_Instructions to follow_
Word for word, copy all the data and drop the pictures.

_Information provided_
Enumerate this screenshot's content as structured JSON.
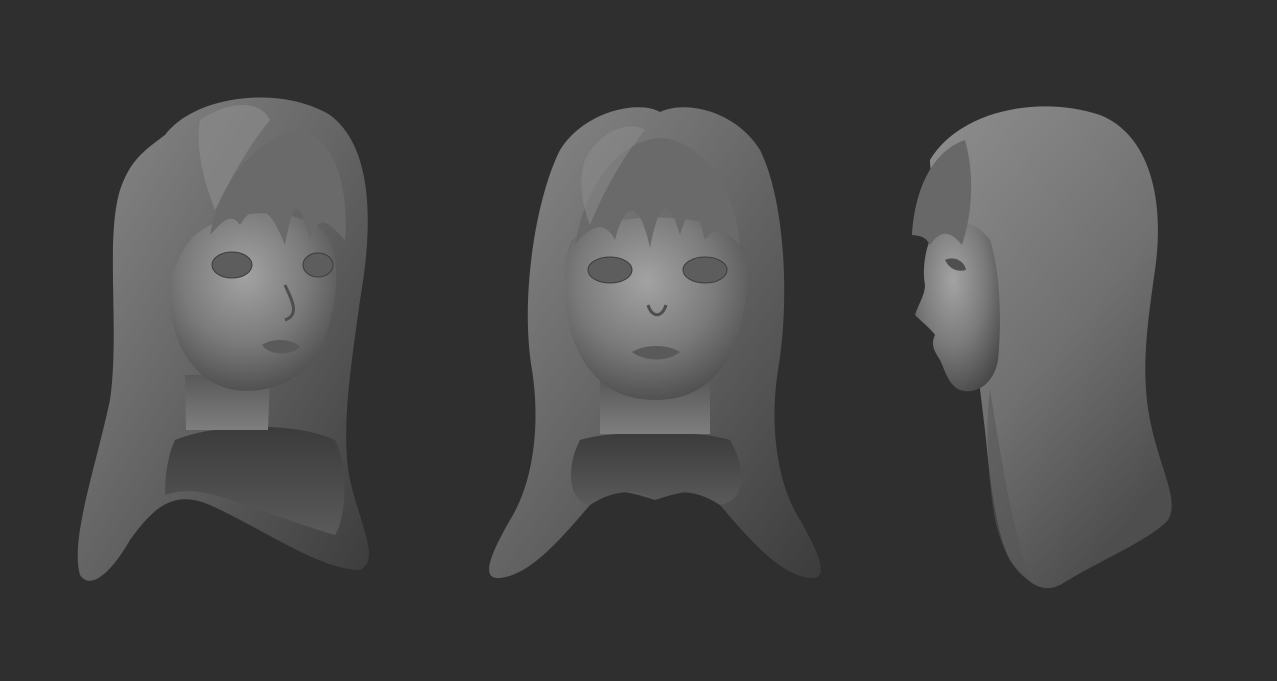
{
  "scene": {
    "background_color": "#2f2f2f",
    "material_colors": {
      "highlight": "#9a9a9a",
      "mid": "#6e6e6e",
      "shadow": "#3a3a3a",
      "deep": "#252525"
    },
    "views": [
      {
        "id": "three-quarter",
        "description_key": "three-quarter-view-bust"
      },
      {
        "id": "front",
        "description_key": "front-view-bust"
      },
      {
        "id": "side",
        "description_key": "side-view-bust"
      }
    ]
  }
}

_Complete answer_
Enumerate this screenshot's content as structured JSON.
{
  "scene": {
    "background_color": "#2f2f2f",
    "material_colors": {
      "highlight": "#9a9a9a",
      "mid": "#6e6e6e",
      "shadow": "#3a3a3a",
      "deep": "#252525"
    },
    "views": [
      {
        "id": "three-quarter",
        "description_key": "three-quarter-view-bust"
      },
      {
        "id": "front",
        "description_key": "front-view-bust"
      },
      {
        "id": "side",
        "description_key": "side-view-bust"
      }
    ]
  }
}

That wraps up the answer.